## begin

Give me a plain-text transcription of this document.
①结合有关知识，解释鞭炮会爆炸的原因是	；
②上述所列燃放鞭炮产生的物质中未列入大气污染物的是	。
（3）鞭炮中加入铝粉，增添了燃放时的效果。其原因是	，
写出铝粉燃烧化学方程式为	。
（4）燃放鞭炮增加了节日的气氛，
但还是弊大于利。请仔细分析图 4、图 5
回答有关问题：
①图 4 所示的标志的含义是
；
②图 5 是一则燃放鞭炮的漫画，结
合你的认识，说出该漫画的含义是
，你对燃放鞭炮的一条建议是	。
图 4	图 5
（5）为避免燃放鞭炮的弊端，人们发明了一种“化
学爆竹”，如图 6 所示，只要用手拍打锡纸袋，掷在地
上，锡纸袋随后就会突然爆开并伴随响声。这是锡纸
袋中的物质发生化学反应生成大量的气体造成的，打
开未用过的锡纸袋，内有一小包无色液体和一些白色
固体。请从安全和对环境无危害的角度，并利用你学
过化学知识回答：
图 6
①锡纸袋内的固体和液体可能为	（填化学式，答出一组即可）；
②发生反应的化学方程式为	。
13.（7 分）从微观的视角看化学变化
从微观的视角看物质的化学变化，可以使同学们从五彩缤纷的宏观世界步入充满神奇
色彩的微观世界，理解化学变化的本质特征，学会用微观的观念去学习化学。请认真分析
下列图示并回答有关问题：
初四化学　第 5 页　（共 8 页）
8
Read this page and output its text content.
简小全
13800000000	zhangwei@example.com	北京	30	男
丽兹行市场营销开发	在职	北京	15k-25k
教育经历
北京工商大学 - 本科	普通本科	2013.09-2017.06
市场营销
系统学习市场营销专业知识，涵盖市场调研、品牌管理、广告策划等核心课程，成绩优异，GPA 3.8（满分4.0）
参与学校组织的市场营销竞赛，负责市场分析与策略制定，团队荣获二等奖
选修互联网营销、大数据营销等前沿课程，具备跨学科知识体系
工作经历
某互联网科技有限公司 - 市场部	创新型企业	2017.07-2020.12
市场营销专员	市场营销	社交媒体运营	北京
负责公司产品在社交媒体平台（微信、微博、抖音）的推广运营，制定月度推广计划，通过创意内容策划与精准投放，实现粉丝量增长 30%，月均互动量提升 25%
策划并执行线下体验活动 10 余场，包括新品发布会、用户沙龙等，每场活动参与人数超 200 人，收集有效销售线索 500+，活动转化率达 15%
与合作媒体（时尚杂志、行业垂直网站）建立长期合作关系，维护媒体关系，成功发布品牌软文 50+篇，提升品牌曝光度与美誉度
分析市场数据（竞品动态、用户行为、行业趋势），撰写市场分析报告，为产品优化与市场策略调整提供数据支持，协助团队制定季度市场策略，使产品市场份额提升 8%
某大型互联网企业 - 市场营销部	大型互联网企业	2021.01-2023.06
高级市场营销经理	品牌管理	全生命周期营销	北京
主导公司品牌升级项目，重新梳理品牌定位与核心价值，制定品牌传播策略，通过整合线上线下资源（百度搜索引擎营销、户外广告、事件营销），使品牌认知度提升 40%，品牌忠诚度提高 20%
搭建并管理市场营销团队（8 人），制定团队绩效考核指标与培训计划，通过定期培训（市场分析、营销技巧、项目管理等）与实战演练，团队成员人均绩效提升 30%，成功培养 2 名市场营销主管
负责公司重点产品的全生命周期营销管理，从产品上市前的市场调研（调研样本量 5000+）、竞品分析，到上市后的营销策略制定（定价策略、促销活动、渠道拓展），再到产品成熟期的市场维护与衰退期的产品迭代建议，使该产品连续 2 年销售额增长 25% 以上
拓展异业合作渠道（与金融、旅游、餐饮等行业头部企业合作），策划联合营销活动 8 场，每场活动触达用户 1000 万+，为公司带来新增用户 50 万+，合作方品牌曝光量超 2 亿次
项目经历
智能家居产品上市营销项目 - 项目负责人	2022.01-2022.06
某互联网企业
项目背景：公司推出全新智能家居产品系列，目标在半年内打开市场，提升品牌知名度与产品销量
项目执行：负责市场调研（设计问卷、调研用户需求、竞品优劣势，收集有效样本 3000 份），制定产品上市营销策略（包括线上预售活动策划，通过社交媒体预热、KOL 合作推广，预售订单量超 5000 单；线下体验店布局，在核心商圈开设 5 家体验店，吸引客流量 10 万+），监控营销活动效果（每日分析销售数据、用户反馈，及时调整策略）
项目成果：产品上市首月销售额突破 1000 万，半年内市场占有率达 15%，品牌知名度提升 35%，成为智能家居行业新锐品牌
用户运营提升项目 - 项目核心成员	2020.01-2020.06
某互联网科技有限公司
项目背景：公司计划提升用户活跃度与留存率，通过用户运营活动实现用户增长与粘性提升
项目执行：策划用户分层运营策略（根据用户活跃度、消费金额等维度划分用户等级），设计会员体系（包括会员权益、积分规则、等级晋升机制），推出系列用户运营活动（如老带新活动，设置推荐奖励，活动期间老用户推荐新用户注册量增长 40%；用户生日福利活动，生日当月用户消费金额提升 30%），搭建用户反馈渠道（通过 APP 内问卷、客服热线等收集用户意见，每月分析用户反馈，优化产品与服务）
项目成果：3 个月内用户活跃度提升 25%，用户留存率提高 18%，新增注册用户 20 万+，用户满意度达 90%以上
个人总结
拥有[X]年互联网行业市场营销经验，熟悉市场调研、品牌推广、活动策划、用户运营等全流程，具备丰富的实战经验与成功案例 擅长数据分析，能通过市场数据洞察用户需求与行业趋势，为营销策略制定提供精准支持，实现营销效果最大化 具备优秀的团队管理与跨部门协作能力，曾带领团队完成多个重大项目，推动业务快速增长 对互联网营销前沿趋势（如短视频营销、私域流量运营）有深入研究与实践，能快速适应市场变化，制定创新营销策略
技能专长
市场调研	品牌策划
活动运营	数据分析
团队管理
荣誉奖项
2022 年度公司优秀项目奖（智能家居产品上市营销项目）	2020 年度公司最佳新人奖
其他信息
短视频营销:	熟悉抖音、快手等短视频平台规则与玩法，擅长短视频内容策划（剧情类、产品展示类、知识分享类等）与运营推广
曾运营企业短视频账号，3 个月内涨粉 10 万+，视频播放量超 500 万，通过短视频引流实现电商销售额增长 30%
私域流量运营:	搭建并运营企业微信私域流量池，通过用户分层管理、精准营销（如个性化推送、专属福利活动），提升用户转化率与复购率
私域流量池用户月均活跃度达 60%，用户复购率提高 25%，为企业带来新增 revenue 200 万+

## end

◆ PROBLEM TO SOLVE ◆
Return each line of the data exactly as written above.

◆ ANSWER TO THE PROBLEM ◆
Give me a plain-text transcription of this document.
①结合有关知识，解释鞭炮会爆炸的原因是	；
②上述所列燃放鞭炮产生的物质中未列入大气污染物的是	。
（3）鞭炮中加入铝粉，增添了燃放时的效果。其原因是	，
写出铝粉燃烧化学方程式为	。
（4）燃放鞭炮增加了节日的气氛，
但还是弊大于利。请仔细分析图 4、图 5
回答有关问题：
①图 4 所示的标志的含义是
；
②图 5 是一则燃放鞭炮的漫画，结
合你的认识，说出该漫画的含义是
，你对燃放鞭炮的一条建议是	。
图 4	图 5
（5）为避免燃放鞭炮的弊端，人们发明了一种“化
学爆竹”，如图 6 所示，只要用手拍打锡纸袋，掷在地
上，锡纸袋随后就会突然爆开并伴随响声。这是锡纸
袋中的物质发生化学反应生成大量的气体造成的，打
开未用过的锡纸袋，内有一小包无色液体和一些白色
固体。请从安全和对环境无危害的角度，并利用你学
过化学知识回答：
图 6
①锡纸袋内的固体和液体可能为	（填化学式，答出一组即可）；
②发生反应的化学方程式为	。
13.（7 分）从微观的视角看化学变化
从微观的视角看物质的化学变化，可以使同学们从五彩缤纷的宏观世界步入充满神奇
色彩的微观世界，理解化学变化的本质特征，学会用微观的观念去学习化学。请认真分析
下列图示并回答有关问题：
初四化学　第 5 页　（共 8 页）
8
Read this page and output its text content.
简小全
13800000000	zhangwei@example.com	北京	30	男
丽兹行市场营销开发	在职	北京	15k-25k
教育经历
北京工商大学 - 本科	普通本科	2013.09-2017.06
市场营销
系统学习市场营销专业知识，涵盖市场调研、品牌管理、广告策划等核心课程，成绩优异，GPA 3.8（满分4.0）
参与学校组织的市场营销竞赛，负责市场分析与策略制定，团队荣获二等奖
选修互联网营销、大数据营销等前沿课程，具备跨学科知识体系
工作经历
某互联网科技有限公司 - 市场部	创新型企业	2017.07-2020.12
市场营销专员	市场营销	社交媒体运营	北京
负责公司产品在社交媒体平台（微信、微博、抖音）的推广运营，制定月度推广计划，通过创意内容策划与精准投放，实现粉丝量增长 30%，月均互动量提升 25%
策划并执行线下体验活动 10 余场，包括新品发布会、用户沙龙等，每场活动参与人数超 200 人，收集有效销售线索 500+，活动转化率达 15%
与合作媒体（时尚杂志、行业垂直网站）建立长期合作关系，维护媒体关系，成功发布品牌软文 50+篇，提升品牌曝光度与美誉度
分析市场数据（竞品动态、用户行为、行业趋势），撰写市场分析报告，为产品优化与市场策略调整提供数据支持，协助团队制定季度市场策略，使产品市场份额提升 8%
某大型互联网企业 - 市场营销部	大型互联网企业	2021.01-2023.06
高级市场营销经理	品牌管理	全生命周期营销	北京
主导公司品牌升级项目，重新梳理品牌定位与核心价值，制定品牌传播策略，通过整合线上线下资源（百度搜索引擎营销、户外广告、事件营销），使品牌认知度提升 40%，品牌忠诚度提高 20%
搭建并管理市场营销团队（8 人），制定团队绩效考核指标与培训计划，通过定期培训（市场分析、营销技巧、项目管理等）与实战演练，团队成员人均绩效提升 30%，成功培养 2 名市场营销主管
负责公司重点产品的全生命周期营销管理，从产品上市前的市场调研（调研样本量 5000+）、竞品分析，到上市后的营销策略制定（定价策略、促销活动、渠道拓展），再到产品成熟期的市场维护与衰退期的产品迭代建议，使该产品连续 2 年销售额增长 25% 以上
拓展异业合作渠道（与金融、旅游、餐饮等行业头部企业合作），策划联合营销活动 8 场，每场活动触达用户 1000 万+，为公司带来新增用户 50 万+，合作方品牌曝光量超 2 亿次
项目经历
智能家居产品上市营销项目 - 项目负责人	2022.01-2022.06
某互联网企业
项目背景：公司推出全新智能家居产品系列，目标在半年内打开市场，提升品牌知名度与产品销量
项目执行：负责市场调研（设计问卷、调研用户需求、竞品优劣势，收集有效样本 3000 份），制定产品上市营销策略（包括线上预售活动策划，通过社交媒体预热、KOL 合作推广，预售订单量超 5000 单；线下体验店布局，在核心商圈开设 5 家体验店，吸引客流量 10 万+），监控营销活动效果（每日分析销售数据、用户反馈，及时调整策略）
项目成果：产品上市首月销售额突破 1000 万，半年内市场占有率达 15%，品牌知名度提升 35%，成为智能家居行业新锐品牌
用户运营提升项目 - 项目核心成员	2020.01-2020.06
某互联网科技有限公司
项目背景：公司计划提升用户活跃度与留存率，通过用户运营活动实现用户增长与粘性提升
项目执行：策划用户分层运营策略（根据用户活跃度、消费金额等维度划分用户等级），设计会员体系（包括会员权益、积分规则、等级晋升机制），推出系列用户运营活动（如老带新活动，设置推荐奖励，活动期间老用户推荐新用户注册量增长 40%；用户生日福利活动，生日当月用户消费金额提升 30%），搭建用户反馈渠道（通过 APP 内问卷、客服热线等收集用户意见，每月分析用户反馈，优化产品与服务）
项目成果：3 个月内用户活跃度提升 25%，用户留存率提高 18%，新增注册用户 20 万+，用户满意度达 90%以上
个人总结
拥有[X]年互联网行业市场营销经验，熟悉市场调研、品牌推广、活动策划、用户运营等全流程，具备丰富的实战经验与成功案例 擅长数据分析，能通过市场数据洞察用户需求与行业趋势，为营销策略制定提供精准支持，实现营销效果最大化 具备优秀的团队管理与跨部门协作能力，曾带领团队完成多个重大项目，推动业务快速增长 对互联网营销前沿趋势（如短视频营销、私域流量运营）有深入研究与实践，能快速适应市场变化，制定创新营销策略
技能专长
市场调研	品牌策划
活动运营	数据分析
团队管理
荣誉奖项
2022 年度公司优秀项目奖（智能家居产品上市营销项目）	2020 年度公司最佳新人奖
其他信息
短视频营销:	熟悉抖音、快手等短视频平台规则与玩法，擅长短视频内容策划（剧情类、产品展示类、知识分享类等）与运营推广
曾运营企业短视频账号，3 个月内涨粉 10 万+，视频播放量超 500 万，通过短视频引流实现电商销售额增长 30%
私域流量运营:	搭建并运营企业微信私域流量池，通过用户分层管理、精准营销（如个性化推送、专属福利活动），提升用户转化率与复购率
私域流量池用户月均活跃度达 60%，用户复购率提高 25%，为企业带来新增 revenue 200 万+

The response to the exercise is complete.